(Stored records)
....
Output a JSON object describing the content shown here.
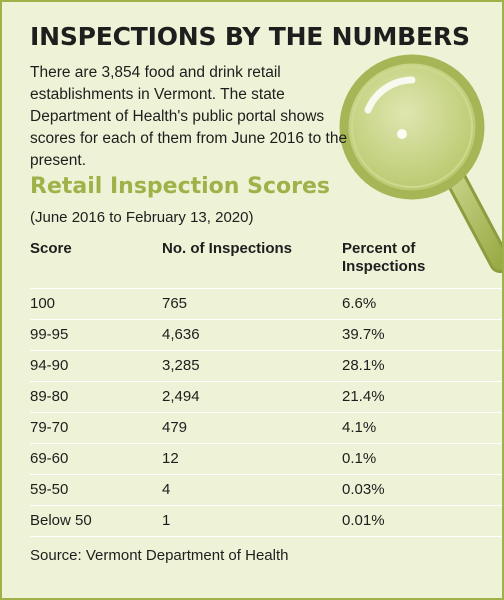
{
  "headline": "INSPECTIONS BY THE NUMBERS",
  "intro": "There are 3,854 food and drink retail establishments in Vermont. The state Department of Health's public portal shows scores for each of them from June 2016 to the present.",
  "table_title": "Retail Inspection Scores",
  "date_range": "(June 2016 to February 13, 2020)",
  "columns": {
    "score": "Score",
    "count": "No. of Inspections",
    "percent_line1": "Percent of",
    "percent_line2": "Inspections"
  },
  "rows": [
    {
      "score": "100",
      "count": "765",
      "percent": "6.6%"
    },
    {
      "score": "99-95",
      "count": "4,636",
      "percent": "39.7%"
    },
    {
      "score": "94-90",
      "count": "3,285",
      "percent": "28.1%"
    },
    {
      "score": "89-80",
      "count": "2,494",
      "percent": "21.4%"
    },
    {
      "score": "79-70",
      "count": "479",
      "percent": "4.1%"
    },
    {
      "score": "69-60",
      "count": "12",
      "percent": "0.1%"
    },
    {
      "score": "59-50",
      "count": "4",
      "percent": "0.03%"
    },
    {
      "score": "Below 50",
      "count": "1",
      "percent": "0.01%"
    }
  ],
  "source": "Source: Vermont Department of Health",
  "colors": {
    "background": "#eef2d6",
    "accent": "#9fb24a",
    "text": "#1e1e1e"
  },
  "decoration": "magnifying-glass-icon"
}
....
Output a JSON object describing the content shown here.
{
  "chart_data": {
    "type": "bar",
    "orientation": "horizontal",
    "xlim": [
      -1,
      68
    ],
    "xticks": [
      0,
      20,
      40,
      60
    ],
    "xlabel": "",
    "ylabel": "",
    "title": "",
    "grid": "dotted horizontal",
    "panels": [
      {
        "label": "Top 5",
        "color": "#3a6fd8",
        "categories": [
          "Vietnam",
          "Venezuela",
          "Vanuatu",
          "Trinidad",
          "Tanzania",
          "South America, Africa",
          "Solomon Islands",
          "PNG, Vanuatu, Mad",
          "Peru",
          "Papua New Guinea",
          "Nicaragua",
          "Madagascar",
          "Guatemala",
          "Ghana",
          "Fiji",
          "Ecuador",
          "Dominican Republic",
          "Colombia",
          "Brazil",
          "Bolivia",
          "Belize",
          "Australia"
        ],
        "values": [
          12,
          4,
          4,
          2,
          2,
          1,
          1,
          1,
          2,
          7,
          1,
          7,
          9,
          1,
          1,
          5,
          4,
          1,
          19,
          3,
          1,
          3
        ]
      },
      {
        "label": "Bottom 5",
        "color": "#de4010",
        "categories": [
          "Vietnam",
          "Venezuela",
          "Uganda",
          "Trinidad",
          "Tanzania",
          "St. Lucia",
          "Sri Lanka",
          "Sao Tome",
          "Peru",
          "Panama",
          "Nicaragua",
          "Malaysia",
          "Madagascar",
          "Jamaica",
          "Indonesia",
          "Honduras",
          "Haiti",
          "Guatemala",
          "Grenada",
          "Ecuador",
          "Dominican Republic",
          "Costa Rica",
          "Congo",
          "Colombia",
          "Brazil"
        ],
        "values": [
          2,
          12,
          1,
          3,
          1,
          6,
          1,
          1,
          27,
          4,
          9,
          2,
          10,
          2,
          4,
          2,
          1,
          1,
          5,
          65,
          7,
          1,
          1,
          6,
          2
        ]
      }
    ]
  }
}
....
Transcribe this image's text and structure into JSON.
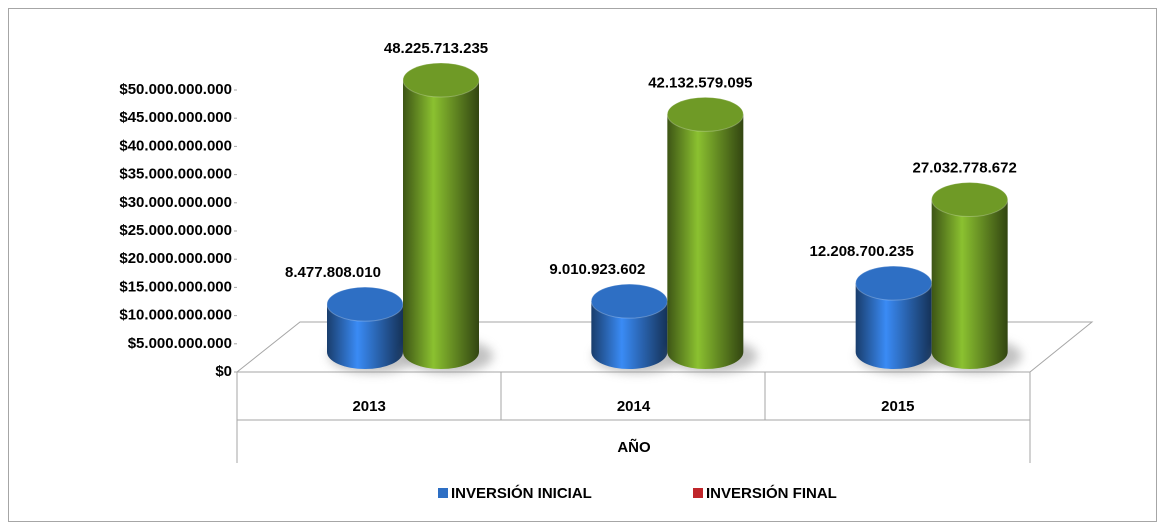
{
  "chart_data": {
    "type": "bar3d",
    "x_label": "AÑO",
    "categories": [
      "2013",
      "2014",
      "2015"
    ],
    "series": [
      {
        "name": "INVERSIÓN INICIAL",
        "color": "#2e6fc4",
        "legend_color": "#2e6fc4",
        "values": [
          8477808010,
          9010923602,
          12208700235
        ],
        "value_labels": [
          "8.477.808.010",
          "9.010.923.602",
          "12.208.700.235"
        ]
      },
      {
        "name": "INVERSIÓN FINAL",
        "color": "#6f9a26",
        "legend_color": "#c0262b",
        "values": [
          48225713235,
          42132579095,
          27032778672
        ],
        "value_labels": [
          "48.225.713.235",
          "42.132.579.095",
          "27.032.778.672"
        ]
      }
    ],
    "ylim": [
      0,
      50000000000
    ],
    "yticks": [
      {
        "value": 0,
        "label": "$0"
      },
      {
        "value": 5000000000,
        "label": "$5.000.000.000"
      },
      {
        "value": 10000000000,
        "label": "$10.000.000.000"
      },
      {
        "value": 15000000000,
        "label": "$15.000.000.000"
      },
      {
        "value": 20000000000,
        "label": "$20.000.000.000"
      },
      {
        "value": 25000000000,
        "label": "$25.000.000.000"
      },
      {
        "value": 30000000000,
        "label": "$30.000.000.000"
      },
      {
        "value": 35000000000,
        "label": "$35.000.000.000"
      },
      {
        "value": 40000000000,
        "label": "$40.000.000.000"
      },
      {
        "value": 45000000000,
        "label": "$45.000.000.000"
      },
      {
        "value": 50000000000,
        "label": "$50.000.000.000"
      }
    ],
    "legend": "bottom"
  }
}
....
* Task statement:
From the material above, copy each line that includes the word "June".

* Answer to this problem:
  "intro": "There are 3,854 food and drink retail establishments in Vermont. The state Department of Health's public portal shows scores for each of them from June 2016 to the present.",
  "date_range": "(June 2016 to February 13, 2020)",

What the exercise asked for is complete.